> What you will do: Copy word for word the lines of the data below, from the line containing "y-tick-label: 600 [27, 84, 45, 96]" through the line containing "histogram-bar [186, 218, 210, 404]", with both of those lines included.

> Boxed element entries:

▬▬▬▬▬▬

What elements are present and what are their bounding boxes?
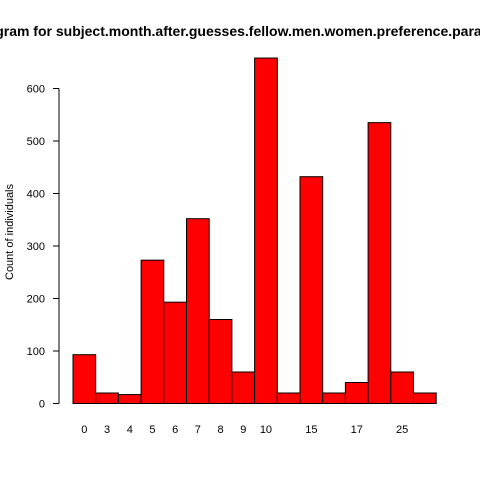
y-tick-label: 600 [27, 84, 45, 96]
bars-group [72, 57, 437, 405]
histogram-bar [322, 392, 346, 404]
y-tick-label: 300 [27, 241, 45, 253]
y-axis-label: Count of individuals [4, 184, 16, 281]
histogram-bar [254, 57, 278, 405]
x-tick-label: 3 [104, 424, 110, 436]
histogram-bar [186, 218, 210, 404]
x-tick-label: 6 [172, 424, 178, 436]
y-tick-label: 400 [27, 189, 45, 201]
histogram-bar [344, 382, 369, 404]
x-tick-label: 5 [149, 424, 155, 436]
x-tick-label: 25 [396, 424, 408, 436]
x-tick-label: 0 [81, 424, 87, 436]
histogram-bar [117, 394, 142, 405]
x-tick-labels: 0 3 4 5 6 7 8 9 10 15 17 25 [81, 424, 408, 436]
histogram-bar [299, 176, 324, 404]
chart-title: Histogram for subject.month.after.guesse… [0, 23, 480, 39]
histogram-bar [72, 354, 97, 404]
histogram-bar [208, 319, 233, 404]
y-tick-label: 500 [27, 136, 45, 148]
x-tick-label: 15 [305, 424, 317, 436]
histogram-bar [140, 259, 165, 405]
x-tick-label: 4 [127, 424, 133, 436]
histogram-bar [413, 392, 437, 404]
histogram-bar [95, 392, 119, 404]
y-tick-label: 200 [27, 294, 45, 306]
x-tick-label: 9 [240, 424, 246, 436]
histogram-bar [276, 392, 301, 404]
y-tick-label: 100 [27, 346, 45, 358]
histogram-bar [163, 301, 188, 404]
histogram-bar [367, 122, 392, 405]
y-tick-label: 0 [39, 399, 45, 411]
histogram-bar [231, 371, 256, 404]
x-tick-label: 17 [351, 424, 363, 436]
x-tick-label: 8 [217, 424, 223, 436]
x-tick-label: 7 [195, 424, 201, 436]
x-tick-label: 10 [260, 424, 272, 436]
histogram-bar [390, 371, 414, 404]
y-axis: 0 100 200 300 400 500 600 [27, 84, 60, 411]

▬▬▬▬▬▬

> Finished exercise:
y-tick-label: 600 [27, 84, 45, 96]
bars-group [72, 57, 437, 405]
histogram-bar [322, 392, 346, 404]
y-tick-label: 300 [27, 241, 45, 253]
y-axis-label: Count of individuals [4, 184, 16, 281]
histogram-bar [254, 57, 278, 405]
x-tick-label: 3 [104, 424, 110, 436]
histogram-bar [186, 218, 210, 404]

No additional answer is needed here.